Data records
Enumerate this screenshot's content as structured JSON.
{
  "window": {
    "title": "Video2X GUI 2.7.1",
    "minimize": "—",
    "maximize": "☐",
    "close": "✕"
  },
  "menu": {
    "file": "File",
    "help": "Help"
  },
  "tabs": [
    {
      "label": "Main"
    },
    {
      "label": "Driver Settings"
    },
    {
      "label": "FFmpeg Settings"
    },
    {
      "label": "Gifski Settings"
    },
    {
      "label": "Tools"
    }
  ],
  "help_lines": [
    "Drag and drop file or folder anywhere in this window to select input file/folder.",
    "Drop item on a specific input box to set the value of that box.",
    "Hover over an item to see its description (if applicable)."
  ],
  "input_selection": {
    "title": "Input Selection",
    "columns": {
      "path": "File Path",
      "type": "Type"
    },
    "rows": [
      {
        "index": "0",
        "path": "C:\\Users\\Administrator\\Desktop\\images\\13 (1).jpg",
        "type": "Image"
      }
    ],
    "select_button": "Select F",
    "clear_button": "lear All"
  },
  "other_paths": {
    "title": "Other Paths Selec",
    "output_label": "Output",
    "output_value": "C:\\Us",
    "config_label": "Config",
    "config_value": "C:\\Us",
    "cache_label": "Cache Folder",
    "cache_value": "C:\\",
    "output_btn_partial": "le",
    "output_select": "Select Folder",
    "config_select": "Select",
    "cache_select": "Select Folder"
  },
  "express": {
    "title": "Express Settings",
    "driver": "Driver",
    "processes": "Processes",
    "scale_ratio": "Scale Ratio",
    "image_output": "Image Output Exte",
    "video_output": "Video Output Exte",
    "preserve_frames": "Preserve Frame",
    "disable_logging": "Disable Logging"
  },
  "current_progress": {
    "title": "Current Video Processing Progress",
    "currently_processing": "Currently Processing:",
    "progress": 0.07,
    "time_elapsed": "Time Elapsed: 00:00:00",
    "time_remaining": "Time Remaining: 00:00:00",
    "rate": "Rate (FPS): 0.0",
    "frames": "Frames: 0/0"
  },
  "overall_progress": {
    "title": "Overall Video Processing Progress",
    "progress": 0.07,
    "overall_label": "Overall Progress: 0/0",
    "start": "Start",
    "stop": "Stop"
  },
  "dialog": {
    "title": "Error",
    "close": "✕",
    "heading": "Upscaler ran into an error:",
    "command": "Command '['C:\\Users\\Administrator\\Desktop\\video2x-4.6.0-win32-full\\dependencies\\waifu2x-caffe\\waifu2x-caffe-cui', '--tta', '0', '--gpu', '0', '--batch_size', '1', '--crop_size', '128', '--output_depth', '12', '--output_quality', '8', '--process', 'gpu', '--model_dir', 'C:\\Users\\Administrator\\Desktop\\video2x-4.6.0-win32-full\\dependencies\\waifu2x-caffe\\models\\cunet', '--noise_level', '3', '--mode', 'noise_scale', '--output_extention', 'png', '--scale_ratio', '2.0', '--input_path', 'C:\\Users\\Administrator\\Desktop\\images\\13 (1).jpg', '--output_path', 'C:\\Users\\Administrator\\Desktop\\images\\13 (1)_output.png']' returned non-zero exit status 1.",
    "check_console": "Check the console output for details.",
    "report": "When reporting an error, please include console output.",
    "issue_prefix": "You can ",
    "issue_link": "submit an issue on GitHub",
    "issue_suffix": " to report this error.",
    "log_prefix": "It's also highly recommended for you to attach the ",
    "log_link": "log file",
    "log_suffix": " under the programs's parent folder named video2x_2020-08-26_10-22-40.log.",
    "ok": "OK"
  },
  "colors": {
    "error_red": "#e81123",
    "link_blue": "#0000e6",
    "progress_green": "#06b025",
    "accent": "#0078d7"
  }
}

### What is asked
Extract every entry in the listing word for word.

### Answer to this task
Enumerate this screenshot's content as structured JSON.
{
  "window": {
    "title": "Video2X GUI 2.7.1",
    "minimize": "—",
    "maximize": "☐",
    "close": "✕"
  },
  "menu": {
    "file": "File",
    "help": "Help"
  },
  "tabs": [
    {
      "label": "Main"
    },
    {
      "label": "Driver Settings"
    },
    {
      "label": "FFmpeg Settings"
    },
    {
      "label": "Gifski Settings"
    },
    {
      "label": "Tools"
    }
  ],
  "help_lines": [
    "Drag and drop file or folder anywhere in this window to select input file/folder.",
    "Drop item on a specific input box to set the value of that box.",
    "Hover over an item to see its description (if applicable)."
  ],
  "input_selection": {
    "title": "Input Selection",
    "columns": {
      "path": "File Path",
      "type": "Type"
    },
    "rows": [
      {
        "index": "0",
        "path": "C:\\Users\\Administrator\\Desktop\\images\\13 (1).jpg",
        "type": "Image"
      }
    ],
    "select_button": "Select F",
    "clear_button": "lear All"
  },
  "other_paths": {
    "title": "Other Paths Selec",
    "output_label": "Output",
    "output_value": "C:\\Us",
    "config_label": "Config",
    "config_value": "C:\\Us",
    "cache_label": "Cache Folder",
    "cache_value": "C:\\",
    "output_btn_partial": "le",
    "output_select": "Select Folder",
    "config_select": "Select",
    "cache_select": "Select Folder"
  },
  "express": {
    "title": "Express Settings",
    "driver": "Driver",
    "processes": "Processes",
    "scale_ratio": "Scale Ratio",
    "image_output": "Image Output Exte",
    "video_output": "Video Output Exte",
    "preserve_frames": "Preserve Frame",
    "disable_logging": "Disable Logging"
  },
  "current_progress": {
    "title": "Current Video Processing Progress",
    "currently_processing": "Currently Processing:",
    "progress": 0.07,
    "time_elapsed": "Time Elapsed: 00:00:00",
    "time_remaining": "Time Remaining: 00:00:00",
    "rate": "Rate (FPS): 0.0",
    "frames": "Frames: 0/0"
  },
  "overall_progress": {
    "title": "Overall Video Processing Progress",
    "progress": 0.07,
    "overall_label": "Overall Progress: 0/0",
    "start": "Start",
    "stop": "Stop"
  },
  "dialog": {
    "title": "Error",
    "close": "✕",
    "heading": "Upscaler ran into an error:",
    "command": "Command '['C:\\Users\\Administrator\\Desktop\\video2x-4.6.0-win32-full\\dependencies\\waifu2x-caffe\\waifu2x-caffe-cui', '--tta', '0', '--gpu', '0', '--batch_size', '1', '--crop_size', '128', '--output_depth', '12', '--output_quality', '8', '--process', 'gpu', '--model_dir', 'C:\\Users\\Administrator\\Desktop\\video2x-4.6.0-win32-full\\dependencies\\waifu2x-caffe\\models\\cunet', '--noise_level', '3', '--mode', 'noise_scale', '--output_extention', 'png', '--scale_ratio', '2.0', '--input_path', 'C:\\Users\\Administrator\\Desktop\\images\\13 (1).jpg', '--output_path', 'C:\\Users\\Administrator\\Desktop\\images\\13 (1)_output.png']' returned non-zero exit status 1.",
    "check_console": "Check the console output for details.",
    "report": "When reporting an error, please include console output.",
    "issue_prefix": "You can ",
    "issue_link": "submit an issue on GitHub",
    "issue_suffix": " to report this error.",
    "log_prefix": "It's also highly recommended for you to attach the ",
    "log_link": "log file",
    "log_suffix": " under the programs's parent folder named video2x_2020-08-26_10-22-40.log.",
    "ok": "OK"
  },
  "colors": {
    "error_red": "#e81123",
    "link_blue": "#0000e6",
    "progress_green": "#06b025",
    "accent": "#0078d7"
  }
}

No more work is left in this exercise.